**Records provided**:
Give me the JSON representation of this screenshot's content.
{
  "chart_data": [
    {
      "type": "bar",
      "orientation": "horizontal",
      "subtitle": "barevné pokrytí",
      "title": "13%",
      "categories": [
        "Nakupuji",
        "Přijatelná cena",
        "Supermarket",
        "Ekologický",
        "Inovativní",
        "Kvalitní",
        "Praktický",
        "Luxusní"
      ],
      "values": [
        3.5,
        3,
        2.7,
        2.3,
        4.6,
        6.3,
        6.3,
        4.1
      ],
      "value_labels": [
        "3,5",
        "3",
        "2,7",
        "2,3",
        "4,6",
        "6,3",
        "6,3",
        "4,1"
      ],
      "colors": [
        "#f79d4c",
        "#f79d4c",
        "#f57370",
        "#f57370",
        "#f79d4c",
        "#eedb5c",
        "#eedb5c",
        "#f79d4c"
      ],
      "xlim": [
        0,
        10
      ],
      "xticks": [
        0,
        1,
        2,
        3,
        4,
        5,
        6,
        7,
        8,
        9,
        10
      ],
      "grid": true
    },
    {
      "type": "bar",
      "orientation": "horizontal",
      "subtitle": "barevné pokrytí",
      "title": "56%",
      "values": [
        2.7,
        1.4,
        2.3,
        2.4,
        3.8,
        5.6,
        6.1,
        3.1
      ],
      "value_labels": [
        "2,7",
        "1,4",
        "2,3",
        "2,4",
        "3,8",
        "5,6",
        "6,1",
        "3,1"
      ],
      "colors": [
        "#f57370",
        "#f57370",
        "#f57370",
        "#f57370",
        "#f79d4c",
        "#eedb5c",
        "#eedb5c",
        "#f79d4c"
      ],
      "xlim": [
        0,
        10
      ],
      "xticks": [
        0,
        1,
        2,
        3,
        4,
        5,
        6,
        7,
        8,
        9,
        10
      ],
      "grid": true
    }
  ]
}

...

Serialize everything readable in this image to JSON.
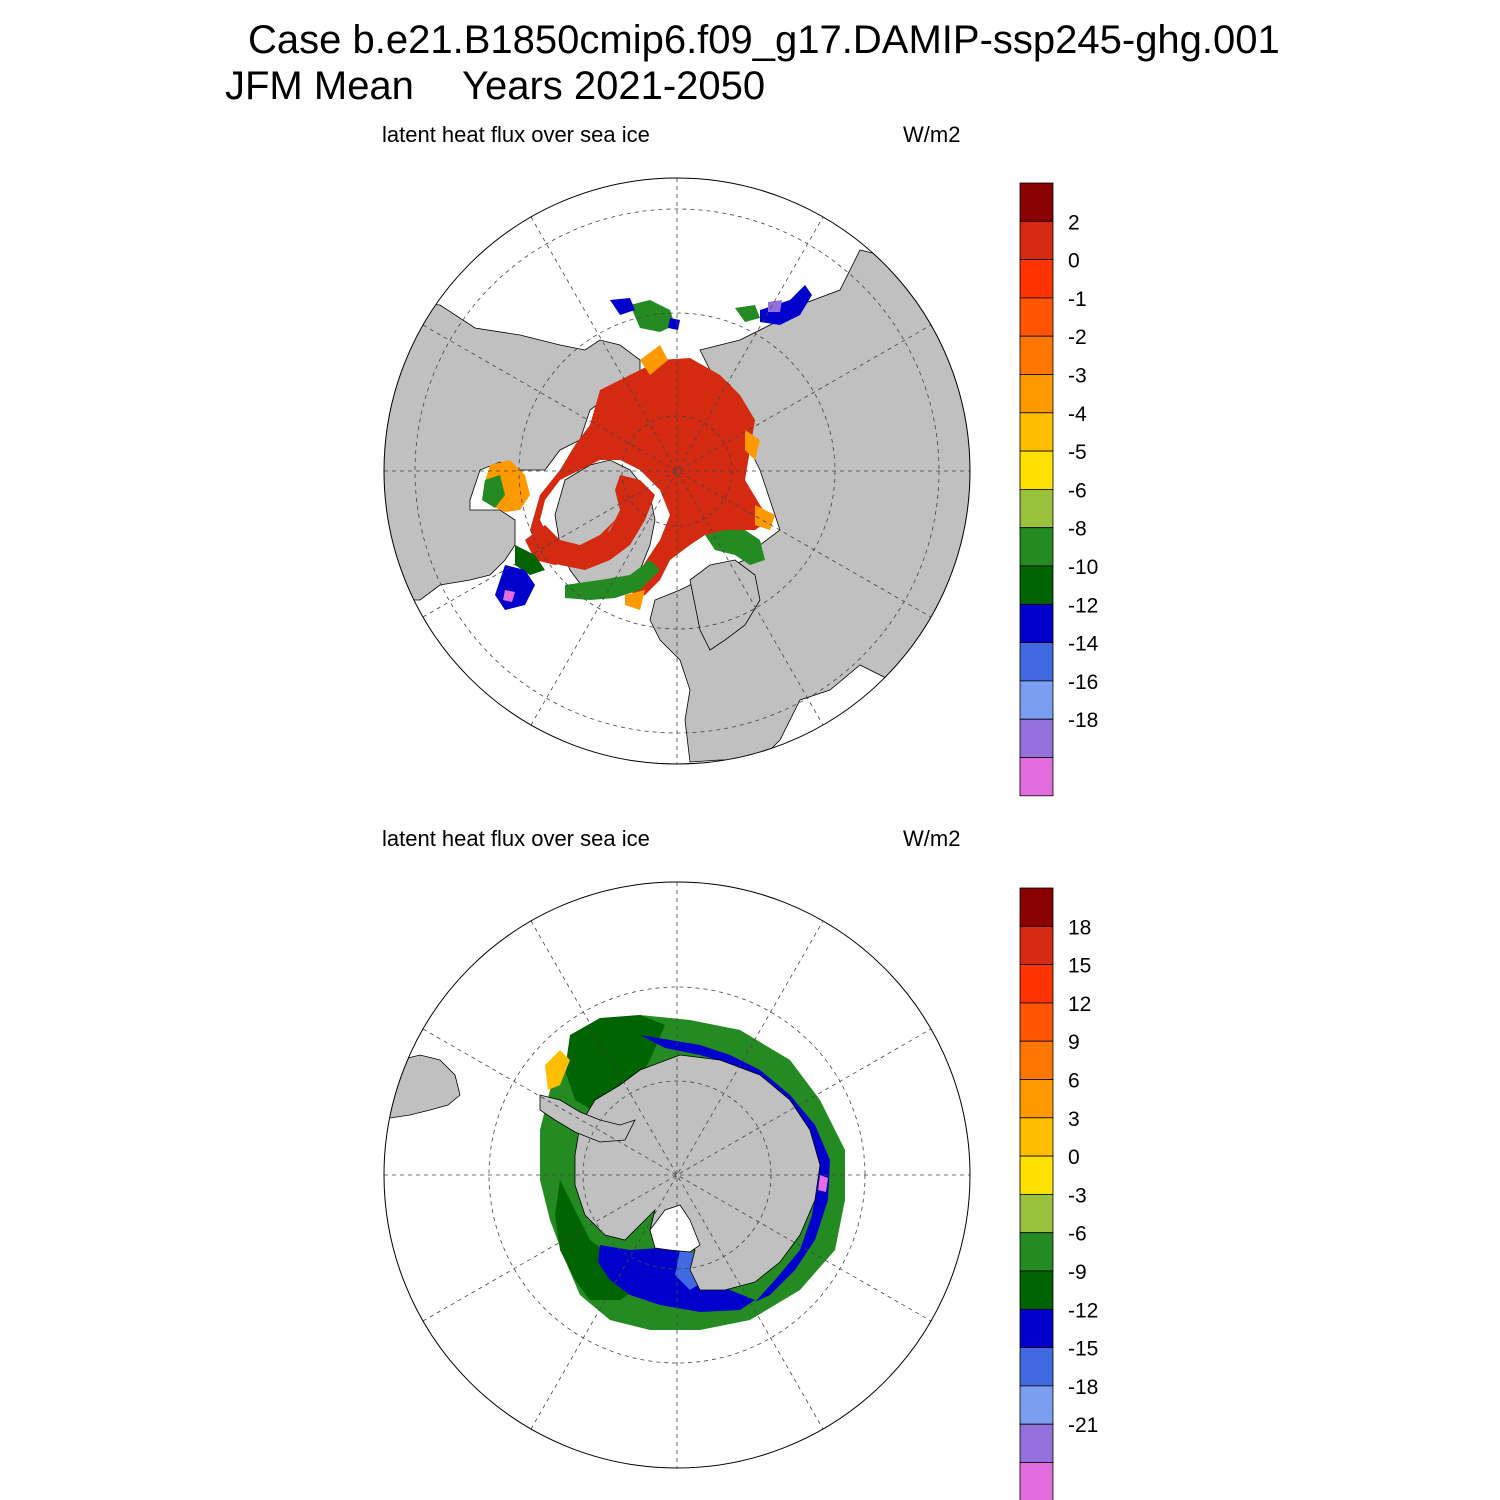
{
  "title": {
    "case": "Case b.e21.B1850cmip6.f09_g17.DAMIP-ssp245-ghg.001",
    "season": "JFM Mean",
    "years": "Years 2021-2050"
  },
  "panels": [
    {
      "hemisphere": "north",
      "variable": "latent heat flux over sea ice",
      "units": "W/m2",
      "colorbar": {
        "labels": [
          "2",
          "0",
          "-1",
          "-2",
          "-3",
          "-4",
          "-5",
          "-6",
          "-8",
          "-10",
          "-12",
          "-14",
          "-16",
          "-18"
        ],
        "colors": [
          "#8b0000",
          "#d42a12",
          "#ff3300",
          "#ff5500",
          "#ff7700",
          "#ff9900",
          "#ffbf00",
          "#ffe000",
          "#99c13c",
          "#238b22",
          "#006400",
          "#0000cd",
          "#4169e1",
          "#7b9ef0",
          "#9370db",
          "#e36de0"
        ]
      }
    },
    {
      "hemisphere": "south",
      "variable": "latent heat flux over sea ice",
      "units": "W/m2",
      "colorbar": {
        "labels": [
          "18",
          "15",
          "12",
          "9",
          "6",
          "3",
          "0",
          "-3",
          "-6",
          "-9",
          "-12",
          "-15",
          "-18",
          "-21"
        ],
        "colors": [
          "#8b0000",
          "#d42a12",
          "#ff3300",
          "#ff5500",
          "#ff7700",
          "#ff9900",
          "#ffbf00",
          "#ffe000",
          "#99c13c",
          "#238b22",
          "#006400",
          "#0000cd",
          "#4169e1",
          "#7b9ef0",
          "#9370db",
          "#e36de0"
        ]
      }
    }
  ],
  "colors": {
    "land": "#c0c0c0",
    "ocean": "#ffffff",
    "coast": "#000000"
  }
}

==

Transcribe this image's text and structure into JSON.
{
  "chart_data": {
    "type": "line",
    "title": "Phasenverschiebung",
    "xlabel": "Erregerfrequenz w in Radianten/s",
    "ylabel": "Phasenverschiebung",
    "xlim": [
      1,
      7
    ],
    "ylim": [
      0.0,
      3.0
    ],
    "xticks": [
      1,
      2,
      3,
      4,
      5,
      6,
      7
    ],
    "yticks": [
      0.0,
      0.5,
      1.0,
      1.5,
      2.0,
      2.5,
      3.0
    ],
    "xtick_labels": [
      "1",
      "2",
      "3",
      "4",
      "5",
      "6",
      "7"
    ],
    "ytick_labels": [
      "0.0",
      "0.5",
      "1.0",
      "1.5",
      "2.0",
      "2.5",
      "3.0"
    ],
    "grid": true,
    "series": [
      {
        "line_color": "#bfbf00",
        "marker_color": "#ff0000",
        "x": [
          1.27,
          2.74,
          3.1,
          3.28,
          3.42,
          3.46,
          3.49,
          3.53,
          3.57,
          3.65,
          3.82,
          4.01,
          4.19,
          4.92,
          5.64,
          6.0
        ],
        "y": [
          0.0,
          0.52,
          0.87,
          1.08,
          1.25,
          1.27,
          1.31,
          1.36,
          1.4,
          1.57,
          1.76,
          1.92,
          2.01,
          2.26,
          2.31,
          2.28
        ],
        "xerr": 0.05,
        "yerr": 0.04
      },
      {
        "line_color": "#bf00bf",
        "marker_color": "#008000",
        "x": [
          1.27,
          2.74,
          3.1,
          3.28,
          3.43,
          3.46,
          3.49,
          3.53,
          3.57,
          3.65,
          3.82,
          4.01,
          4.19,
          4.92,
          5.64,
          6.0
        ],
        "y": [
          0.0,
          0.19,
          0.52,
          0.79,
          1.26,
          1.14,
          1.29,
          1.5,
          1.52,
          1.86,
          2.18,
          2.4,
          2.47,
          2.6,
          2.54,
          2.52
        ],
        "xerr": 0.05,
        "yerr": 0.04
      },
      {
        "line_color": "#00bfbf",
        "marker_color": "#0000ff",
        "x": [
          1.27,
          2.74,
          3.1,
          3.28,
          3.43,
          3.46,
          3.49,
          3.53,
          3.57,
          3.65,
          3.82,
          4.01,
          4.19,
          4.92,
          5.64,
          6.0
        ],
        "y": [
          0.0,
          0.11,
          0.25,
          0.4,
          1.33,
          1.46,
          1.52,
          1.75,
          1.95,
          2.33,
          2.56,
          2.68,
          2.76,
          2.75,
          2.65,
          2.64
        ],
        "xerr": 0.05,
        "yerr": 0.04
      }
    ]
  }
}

**Problem requirements**:
Return all lines with the word "image" in them.

**Answer to the task**:
Serialize everything readable in this image to JSON.
Transcribe this image's text and structure into JSON.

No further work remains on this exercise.